**Objective:**
Starting at the line that contains "OCR this image.", retype each line to the end of the listing below. Include both ends, but not the pictures.

============

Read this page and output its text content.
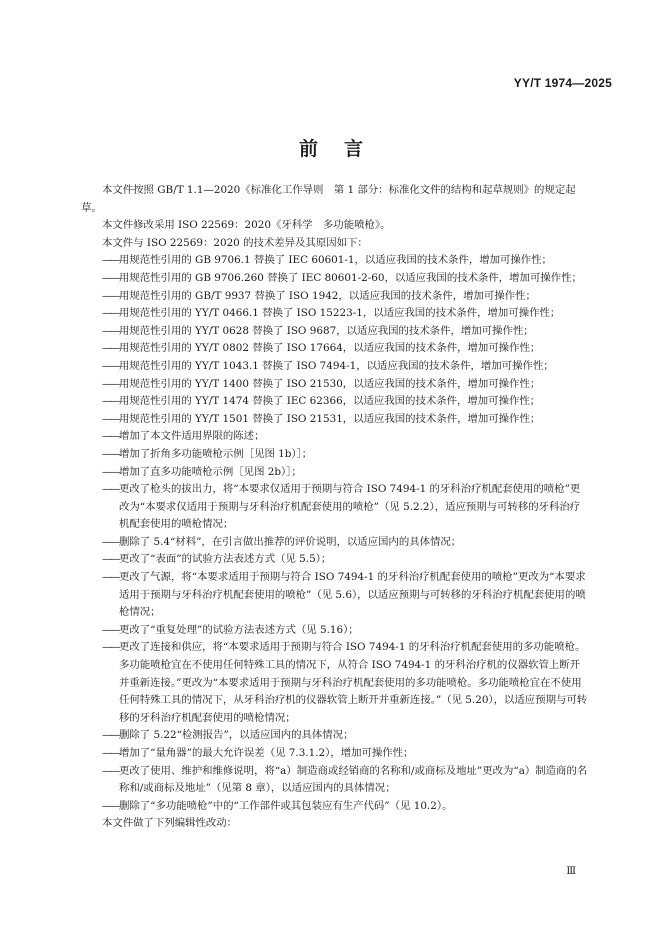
YY/T 1974—2025
前言

本文件按照 GB/T 1.1—2020《标准化工作导则　第 1 部分：标准化文件的结构和起草规则》的规定起草。

本文件修改采用 ISO 22569：2020《牙科学　多功能喷枪》。

本文件与 ISO 22569：2020 的技术差异及其原因如下：

—— 用规范性引用的 GB 9706.1 替换了 IEC 60601-1，以适应我国的技术条件，增加可操作性；

—— 用规范性引用的 GB 9706.260 替换了 IEC 80601-2-60，以适应我国的技术条件，增加可操作性；

—— 用规范性引用的 GB/T 9937 替换了 ISO 1942，以适应我国的技术条件，增加可操作性；

—— 用规范性引用的 YY/T 0466.1 替换了 ISO 15223-1，以适应我国的技术条件，增加可操作性；

—— 用规范性引用的 YY/T 0628 替换了 ISO 9687，以适应我国的技术条件，增加可操作性；

—— 用规范性引用的 YY/T 0802 替换了 ISO 17664，以适应我国的技术条件，增加可操作性；

—— 用规范性引用的 YY/T 1043.1 替换了 ISO 7494-1，以适应我国的技术条件，增加可操作性；

—— 用规范性引用的 YY/T 1400 替换了 ISO 21530，以适应我国的技术条件，增加可操作性；

—— 用规范性引用的 YY/T 1474 替换了 IEC 62366，以适应我国的技术条件，增加可操作性；

—— 用规范性引用的 YY/T 1501 替换了 ISO 21531，以适应我国的技术条件，增加可操作性；

—— 增加了本文件适用界限的陈述；

—— 增加了折角多功能喷枪示例［见图 1b）］；

—— 增加了直多功能喷枪示例［见图 2b）］；

—— 更改了枪头的拔出力，将“本要求仅适用于预期与符合 ISO 7494-1 的牙科治疗机配套使用的喷枪”更改为“本要求仅适用于预期与牙科治疗机配套使用的喷枪”（见 5.2.2），适应预期与可转移的牙科治疗机配套使用的喷枪情况；

—— 删除了 5.4“材料”，在引言做出推荐的评价说明，以适应国内的具体情况；

—— 更改了“表面”的试验方法表述方式（见 5.5）；

—— 更改了气源，将“本要求适用于预期与符合 ISO 7494-1 的牙科治疗机配套使用的喷枪”更改为“本要求适用于预期与牙科治疗机配套使用的喷枪”（见 5.6），以适应预期与可转移的牙科治疗机配套使用的喷枪情况；

—— 更改了“重复处理”的试验方法表述方式（见 5.16）；

—— 更改了连接和供应，将“本要求适用于预期与符合 ISO 7494-1 的牙科治疗机配套使用的多功能喷枪。多功能喷枪宜在不使用任何特殊工具的情况下，从符合 ISO 7494-1 的牙科治疗机的仪器软管上断开并重新连接。”更改为“本要求适用于预期与牙科治疗机配套使用的多功能喷枪。多功能喷枪宜在不使用任何特殊工具的情况下，从牙科治疗机的仪器软管上断开并重新连接。”（见 5.20），以适应预期与可转移的牙科治疗机配套使用的喷枪情况；

—— 删除了 5.22“检测报告”，以适应国内的具体情况；

—— 增加了“量角器”的最大允许误差（见 7.3.1.2），增加可操作性；

—— 更改了使用、维护和维修说明，将“a）制造商或经销商的名称和/或商标及地址”更改为“a）制造商的名称和/或商标及地址”（见第 8 章），以适应国内的具体情况；

—— 删除了“多功能喷枪”中的“工作部件或其包装应有生产代码”（见 10.2）。

本文件做了下列编辑性改动：

Ⅲ
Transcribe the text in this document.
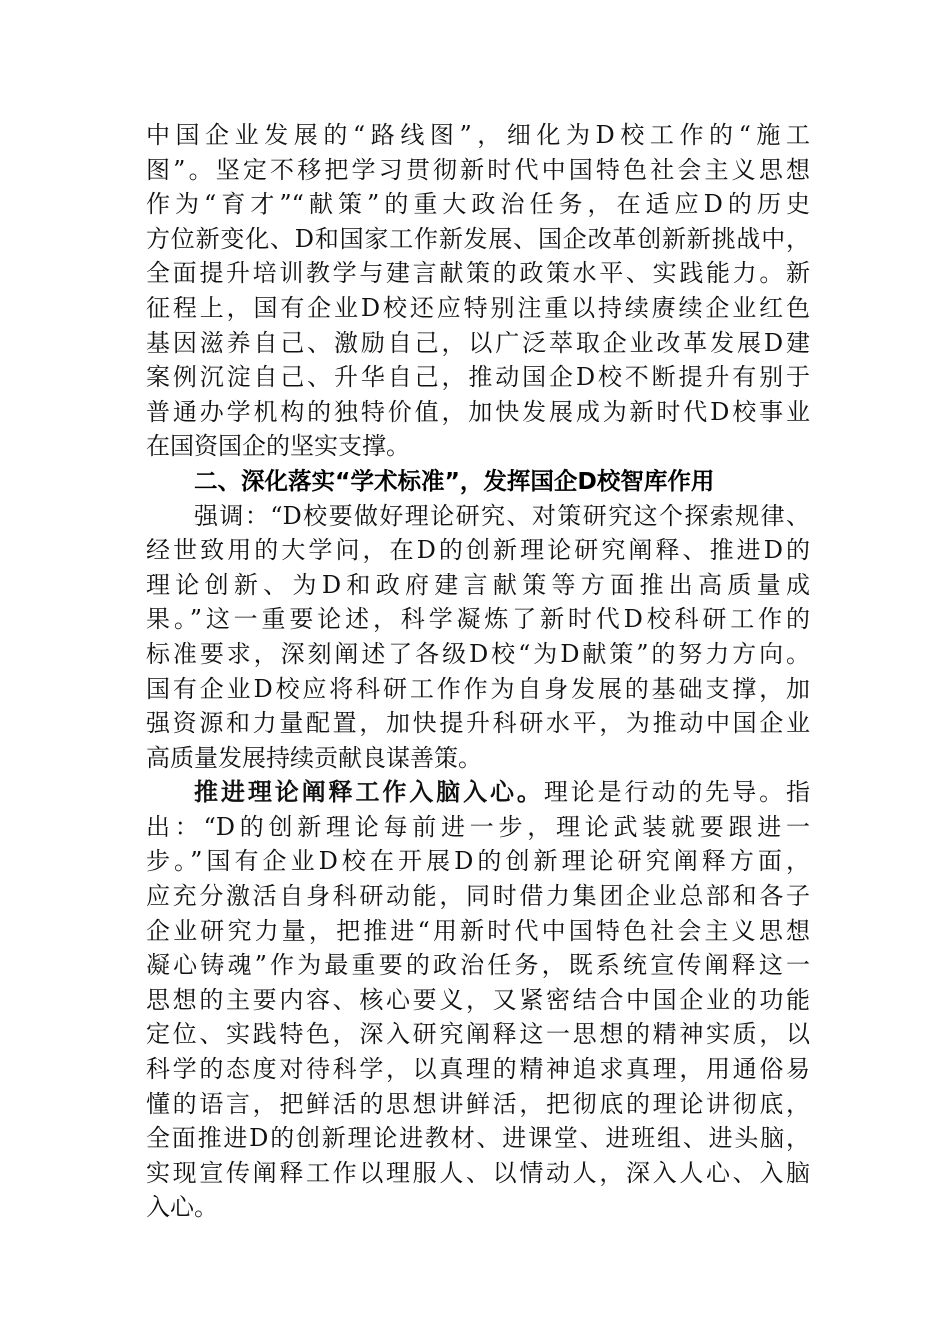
中国企业发展的“路线图”，细化为D校工作的“施工
图”。坚定不移把学习贯彻新时代中国特色社会主义思想
作为“育才”“献策”的重大政治任务，在适应D的历史
方位新变化、D和国家工作新发展、国企改革创新新挑战中，
全面提升培训教学与建言献策的政策水平、实践能力。新
征程上，国有企业D校还应特别注重以持续赓续企业红色
基因滋养自己、激励自己，以广泛萃取企业改革发展D建
案例沉淀自己、升华自己，推动国企D校不断提升有别于
普通办学机构的独特价值，加快发展成为新时代D校事业
在国资国企的坚实支撑。
二、深化落实“学术标准”，发挥国企D校智库作用
强调：“D校要做好理论研究、对策研究这个探索规律、
经世致用的大学问，在D的创新理论研究阐释、推进D的
理论创新、为D和政府建言献策等方面推出高质量成
果。”这一重要论述，科学凝炼了新时代D校科研工作的
标准要求，深刻阐述了各级D校“为D献策”的努力方向。
国有企业D校应将科研工作作为自身发展的基础支撑，加
强资源和力量配置，加快提升科研水平，为推动中国企业
高质量发展持续贡献良谋善策。
推进理论阐释工作入脑入心。理论是行动的先导。指
出：“D的创新理论每前进一步，理论武装就要跟进一
步。”国有企业D校在开展D的创新理论研究阐释方面，
应充分激活自身科研动能，同时借力集团企业总部和各子
企业研究力量，把推进“用新时代中国特色社会主义思想
凝心铸魂”作为最重要的政治任务，既系统宣传阐释这一
思想的主要内容、核心要义，又紧密结合中国企业的功能
定位、实践特色，深入研究阐释这一思想的精神实质，以
科学的态度对待科学，以真理的精神追求真理，用通俗易
懂的语言，把鲜活的思想讲鲜活，把彻底的理论讲彻底，
全面推进D的创新理论进教材、进课堂、进班组、进头脑，
实现宣传阐释工作以理服人、以情动人，深入人心、入脑
入心。
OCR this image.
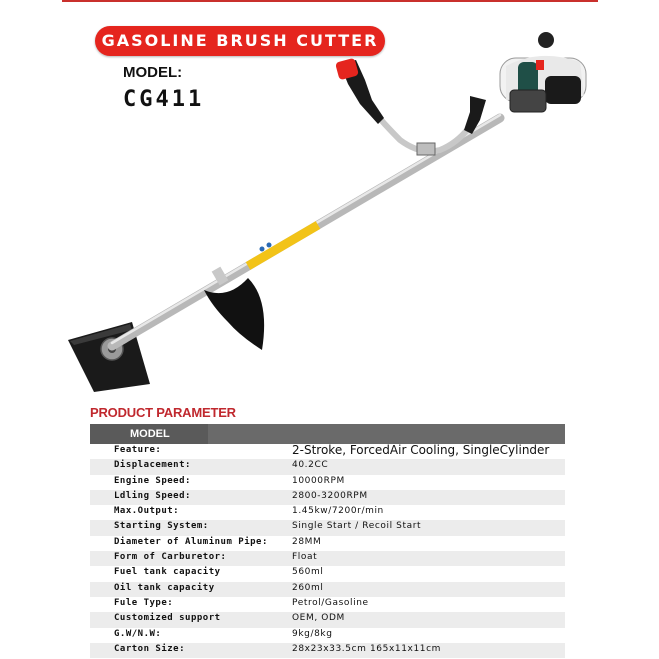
GASOLINE BRUSH CUTTER
MODEL:
CG411
PRODUCT PARAMETER
MODEL
Feature:	2-Stroke, ForcedAir Cooling, SingleCylinder
Displacement:	40.2CC
Engine Speed:	10000RPM
Ldling Speed:	2800-3200RPM
Max.Output:	1.45kw/7200r/min
Starting System:	Single Start / Recoil Start
Diameter of Aluminum Pipe:	28MM
Form of Carburetor:	Float
Fuel tank capacity	560ml
Oil tank capacity	260ml
Fule Type:	Petrol/Gasoline
Customized support	OEM, ODM
G.W/N.W:	9kg/8kg
Carton Size:	28x23x33.5cm 165x11x11cm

============

**Correct result:**
OCR this image.
GASOLINE BRUSH CUTTER
MODEL:
CG411
PRODUCT PARAMETER
MODEL
Feature:	2-Stroke, ForcedAir Cooling, SingleCylinder
Displacement:	40.2CC
Engine Speed:	10000RPM
Ldling Speed:	2800-3200RPM
Max.Output:	1.45kw/7200r/min
Starting System:	Single Start / Recoil Start
Diameter of Aluminum Pipe:	28MM
Form of Carburetor:	Float
Fuel tank capacity	560ml
Oil tank capacity	260ml
Fule Type:	Petrol/Gasoline
Customized support	OEM, ODM
G.W/N.W:	9kg/8kg
Carton Size:	28x23x33.5cm 165x11x11cm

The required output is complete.